## WHAT YOU SHOULD DO
Check every line below for the string "levels", and copy the lines that contain it.

(Raw records)

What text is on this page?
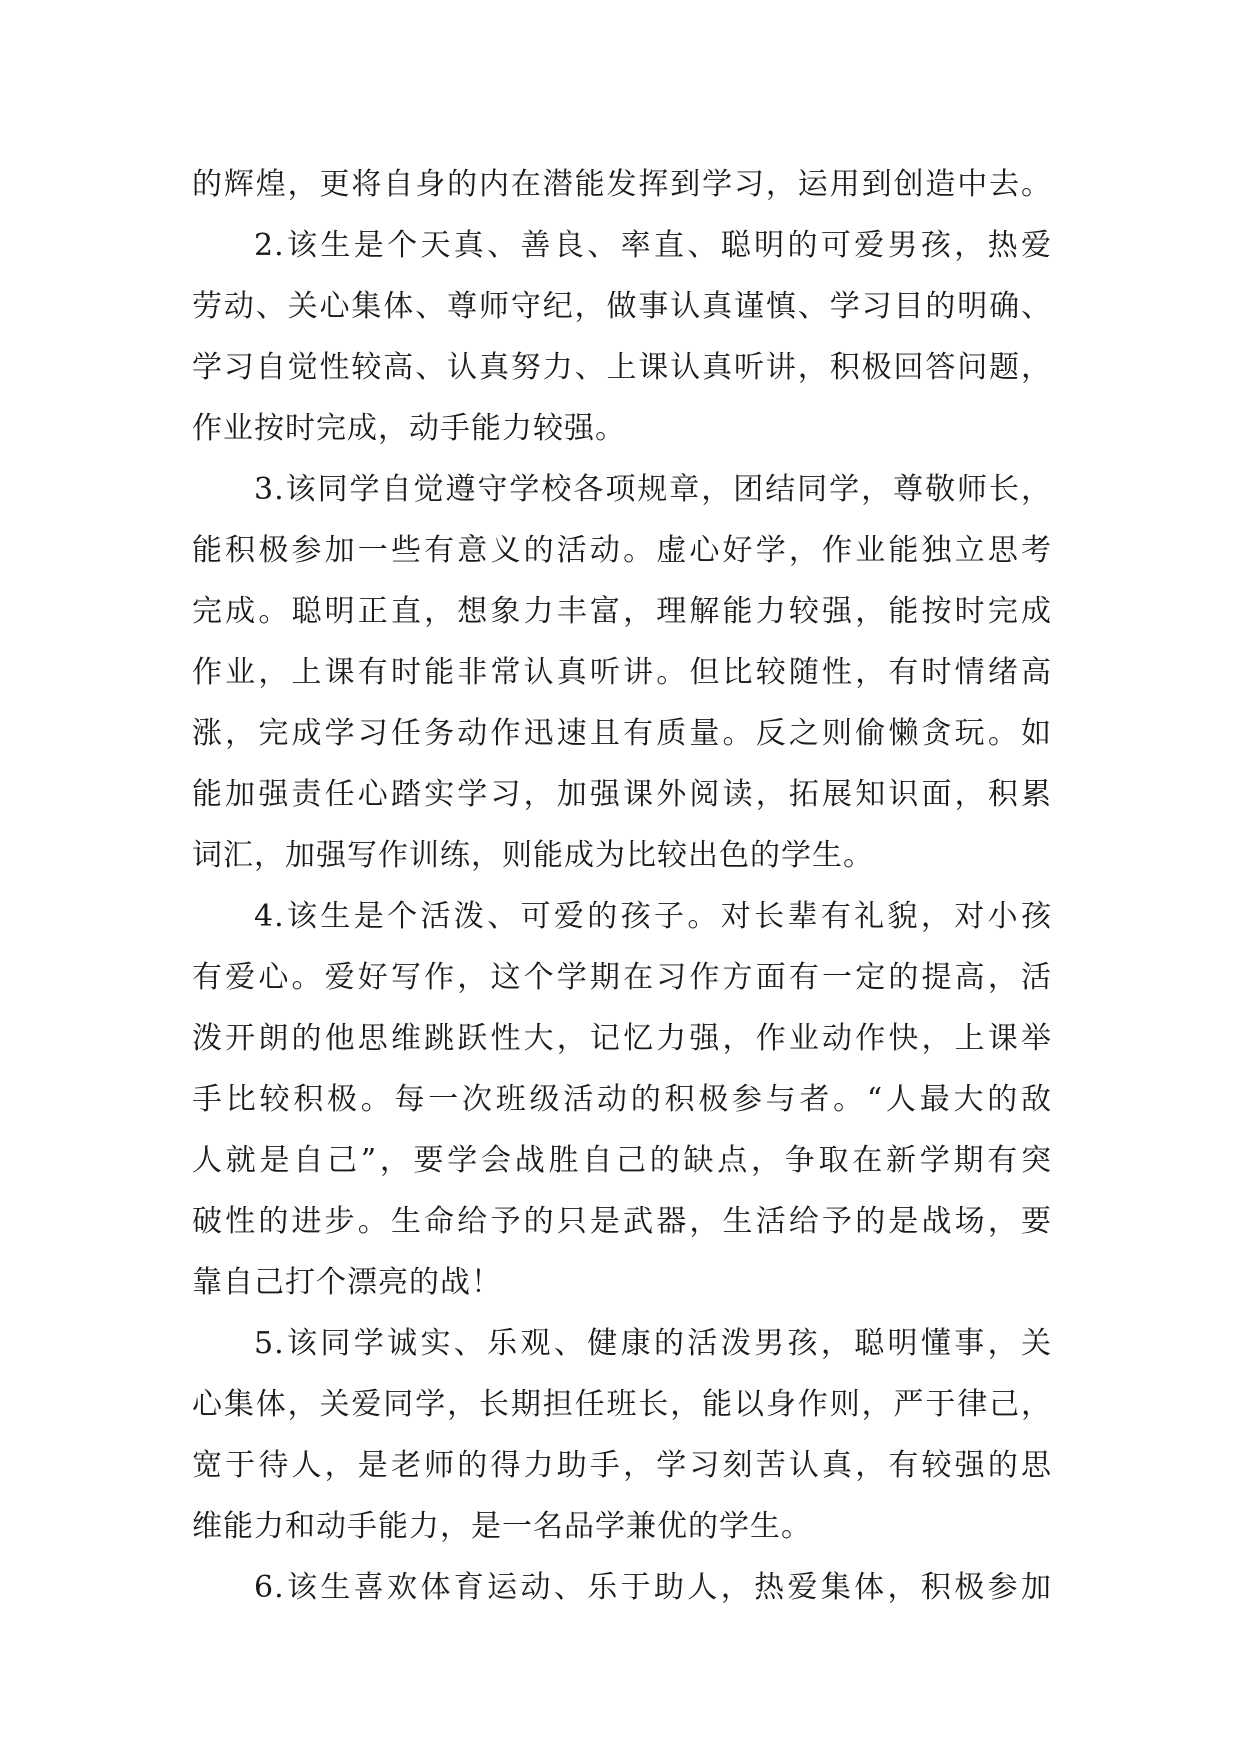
的辉煌，更将自身的内在潜能发挥到学习，运用到创造中去。
2.该生是个天真、善良、率直、聪明的可爱男孩，热爱
劳动、关心集体、尊师守纪，做事认真谨慎、学习目的明确、
学习自觉性较高、认真努力、上课认真听讲，积极回答问题，
作业按时完成，动手能力较强。
3.该同学自觉遵守学校各项规章，团结同学，尊敬师长，
能积极参加一些有意义的活动。虚心好学，作业能独立思考
完成。聪明正直，想象力丰富，理解能力较强，能按时完成
作业，上课有时能非常认真听讲。但比较随性，有时情绪高
涨，完成学习任务动作迅速且有质量。反之则偷懒贪玩。如
能加强责任心踏实学习，加强课外阅读，拓展知识面，积累
词汇，加强写作训练，则能成为比较出色的学生。
4.该生是个活泼、可爱的孩子。对长辈有礼貌，对小孩
有爱心。爱好写作，这个学期在习作方面有一定的提高，活
泼开朗的他思维跳跃性大，记忆力强，作业动作快，上课举
手比较积极。每一次班级活动的积极参与者。“人最大的敌
人就是自己”，要学会战胜自己的缺点，争取在新学期有突
破性的进步。生命给予的只是武器，生活给予的是战场，要
靠自己打个漂亮的战！
5.该同学诚实、乐观、健康的活泼男孩，聪明懂事，关
心集体，关爱同学，长期担任班长，能以身作则，严于律己，
宽于待人，是老师的得力助手，学习刻苦认真，有较强的思
维能力和动手能力，是一名品学兼优的学生。
6.该生喜欢体育运动、乐于助人，热爱集体，积极参加
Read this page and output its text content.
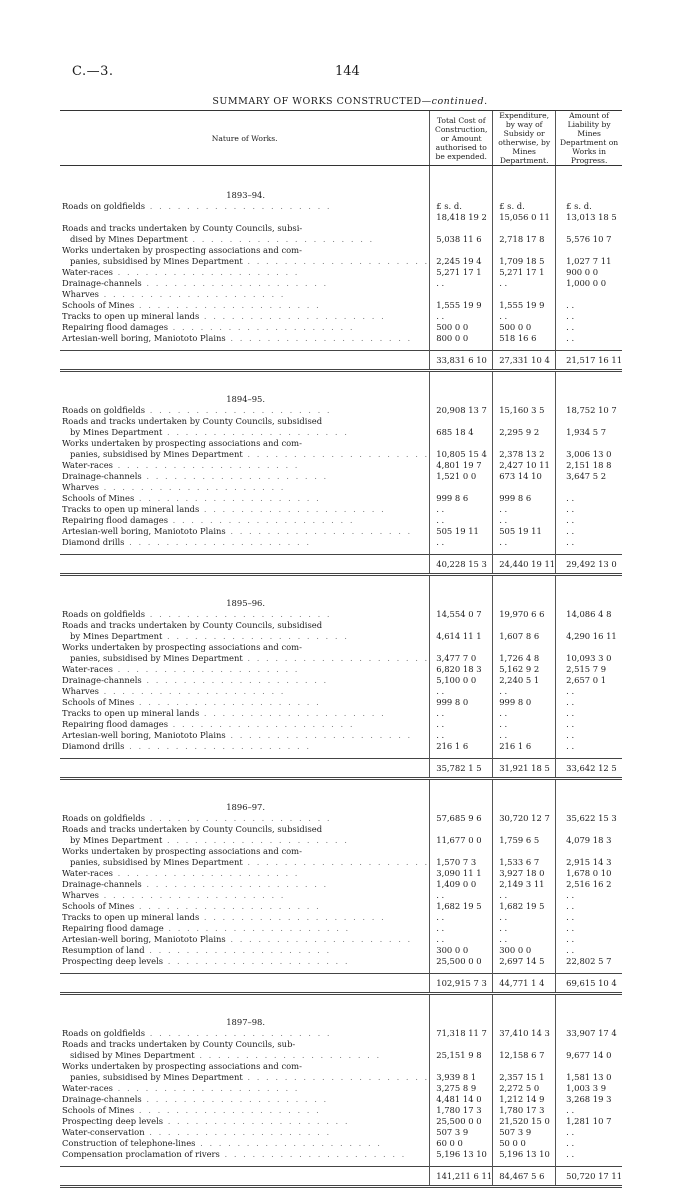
C.—3.	144
SUMMARY OF WORKS CONSTRUCTED—continued.
Nature of Works.	Total Cost of Construction, or Amount authorised to be expended.	Expenditure, by way of Subsidy or otherwise, by Mines Department.	Amount of Liability by Mines Department on Works in Progress.

1893–94.			
Roads on goldfields . . . . . . . . . . . . . . . . . . . .	£ s. d.	£ s. d.	£ s. d.
	18,418 19 2	15,056 0 11	13,013 18 5
Roads and tracks undertaken by County Councils, subsi-			
dised by Mines Department . . . . . . . . . . . . . . . . . . . .	5,038 11 6	2,718 17 8	5,576 10 7
Works undertaken by prospecting associations and com-			
panies, subsidised by Mines Department . . . . . . . . . . . . . . . . . . . .	2,245 19 4	1,709 18 5	1,027 7 11
Water-races . . . . . . . . . . . . . . . . . . . .	5,271 17 1	5,271 17 1	900 0 0
Drainage-channels . . . . . . . . . . . . . . . . . . . .	. .	. .	1,000 0 0
Wharves . . . . . . . . . . . . . . . . . . . .			
Schools of Mines . . . . . . . . . . . . . . . . . . . .	1,555 19 9	1,555 19 9	. .
Tracks to open up mineral lands . . . . . . . . . . . . . . . . . . . .	. .	. .	. .
Repairing flood damages . . . . . . . . . . . . . . . . . . . .	500 0 0	500 0 0	. .
Artesian-well boring, Maniototo Plains . . . . . . . . . . . . . . . . . . . .	800 0 0	518 16 6	. .

	33,831 6 10	27,331 10 4	21,517 16 11

1894–95.			
Roads on goldfields . . . . . . . . . . . . . . . . . . . .	20,908 13 7	15,160 3 5	18,752 10 7
Roads and tracks undertaken by County Councils, subsidised			
by Mines Department . . . . . . . . . . . . . . . . . . . .	685 18 4	2,295 9 2	1,934 5 7
Works undertaken by prospecting associations and com-			
panies, subsidised by Mines Department . . . . . . . . . . . . . . . . . . . .	10,805 15 4	2,378 13 2	3,006 13 0
Water-races . . . . . . . . . . . . . . . . . . . .	4,801 19 7	2,427 10 11	2,151 18 8
Drainage-channels . . . . . . . . . . . . . . . . . . . .	1,521 0 0	673 14 10	3,647 5 2
Wharves . . . . . . . . . . . . . . . . . . . .			
Schools of Mines . . . . . . . . . . . . . . . . . . . .	999 8 6	999 8 6	. .
Tracks to open up mineral lands . . . . . . . . . . . . . . . . . . . .	. .	. .	. .
Repairing flood damages . . . . . . . . . . . . . . . . . . . .	. .	. .	. .
Artesian-well boring, Maniototo Plains . . . . . . . . . . . . . . . . . . . .	505 19 11	505 19 11	. .
Diamond drills . . . . . . . . . . . . . . . . . . . .	. .	. .	. .

	40,228 15 3	24,440 19 11	29,492 13 0

1895–96.			
Roads on goldfields . . . . . . . . . . . . . . . . . . . .	14,554 0 7	19,970 6 6	14,086 4 8
Roads and tracks undertaken by County Councils, subsidised			
by Mines Department . . . . . . . . . . . . . . . . . . . .	4,614 11 1	1,607 8 6	4,290 16 11
Works undertaken by prospecting associations and com-			
panies, subsidised by Mines Department . . . . . . . . . . . . . . . . . . . .	3,477 7 0	1,726 4 8	10,093 3 0
Water-races . . . . . . . . . . . . . . . . . . . .	6,820 18 3	5,162 9 2	2,515 7 9
Drainage-channels . . . . . . . . . . . . . . . . . . . .	5,100 0 0	2,240 5 1	2,657 0 1
Wharves . . . . . . . . . . . . . . . . . . . .	. .	. .	. .
Schools of Mines . . . . . . . . . . . . . . . . . . . .	999 8 0	999 8 0	. .
Tracks to open up mineral lands . . . . . . . . . . . . . . . . . . . .	. .	. .	. .
Repairing flood damages . . . . . . . . . . . . . . . . . . . .	. .	. .	. .
Artesian-well boring, Maniototo Plains . . . . . . . . . . . . . . . . . . . .	. .	. .	. .
Diamond drills . . . . . . . . . . . . . . . . . . . .	216 1 6	216 1 6	. .

	35,782 1 5	31,921 18 5	33,642 12 5

1896–97.			
Roads on goldfields . . . . . . . . . . . . . . . . . . . .	57,685 9 6	30,720 12 7	35,622 15 3
Roads and tracks undertaken by County Councils, subsidised			
by Mines Department . . . . . . . . . . . . . . . . . . . .	11,677 0 0	1,759 6 5	4,079 18 3
Works undertaken by prospecting associations and com-			
panies, subsidised by Mines Department . . . . . . . . . . . . . . . . . . . .	1,570 7 3	1,533 6 7	2,915 14 3
Water-races . . . . . . . . . . . . . . . . . . . .	3,090 11 1	3,927 18 0	1,678 0 10
Drainage-channels . . . . . . . . . . . . . . . . . . . .	1,409 0 0	2,149 3 11	2,516 16 2
Wharves . . . . . . . . . . . . . . . . . . . .	. .	. .	. .
Schools of Mines . . . . . . . . . . . . . . . . . . . .	1,682 19 5	1,682 19 5	. .
Tracks to open up mineral lands . . . . . . . . . . . . . . . . . . . .	. .	. .	. .
Repairing flood damage . . . . . . . . . . . . . . . . . . . .	. .	. .	. .
Artesian-well boring, Maniototo Plains . . . . . . . . . . . . . . . . . . . .	. .	. .	. .
Resumption of land . . . . . . . . . . . . . . . . . . . .	300 0 0	300 0 0	. .
Prospecting deep levels . . . . . . . . . . . . . . . . . . . .	25,500 0 0	2,697 14 5	22,802 5 7

	102,915 7 3	44,771 1 4	69,615 10 4

1897–98.			
Roads on goldfields . . . . . . . . . . . . . . . . . . . .	71,318 11 7	37,410 14 3	33,907 17 4
Roads and tracks undertaken by County Councils, sub-			
sidised by Mines Department . . . . . . . . . . . . . . . . . . . .	25,151 9 8	12,158 6 7	9,677 14 0
Works undertaken by prospecting associations and com-			
panies, subsidised by Mines Department . . . . . . . . . . . . . . . . . . . .	3,939 8 1	2,357 15 1	1,581 13 0
Water-races . . . . . . . . . . . . . . . . . . . .	3,275 8 9	2,272 5 0	1,003 3 9
Drainage-channels . . . . . . . . . . . . . . . . . . . .	4,481 14 0	1,212 14 9	3,268 19 3
Schools of Mines . . . . . . . . . . . . . . . . . . . .	1,780 17 3	1,780 17 3	. .
Prospecting deep levels . . . . . . . . . . . . . . . . . . . .	25,500 0 0	21,520 15 0	1,281 10 7
Water-conservation . . . . . . . . . . . . . . . . . . . .	507 3 9	507 3 9	. .
Construction of telephone-lines . . . . . . . . . . . . . . . . . . . .	60 0 0	50 0 0	. .
Compensation proclamation of rivers . . . . . . . . . . . . . . . . . . . .	5,196 13 10	5,196 13 10	. .

	141,211 6 11	84,467 5 6	50,720 17 11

## REPLY TO THE TASK
Prospecting deep levels . . . . . . . . . . . . . . . . . . . .	25,500 0 0	2,697 14 5	22,802 5 7
Prospecting deep levels . . . . . . . . . . . . . . . . . . . .	25,500 0 0	21,520 15 0	1,281 10 7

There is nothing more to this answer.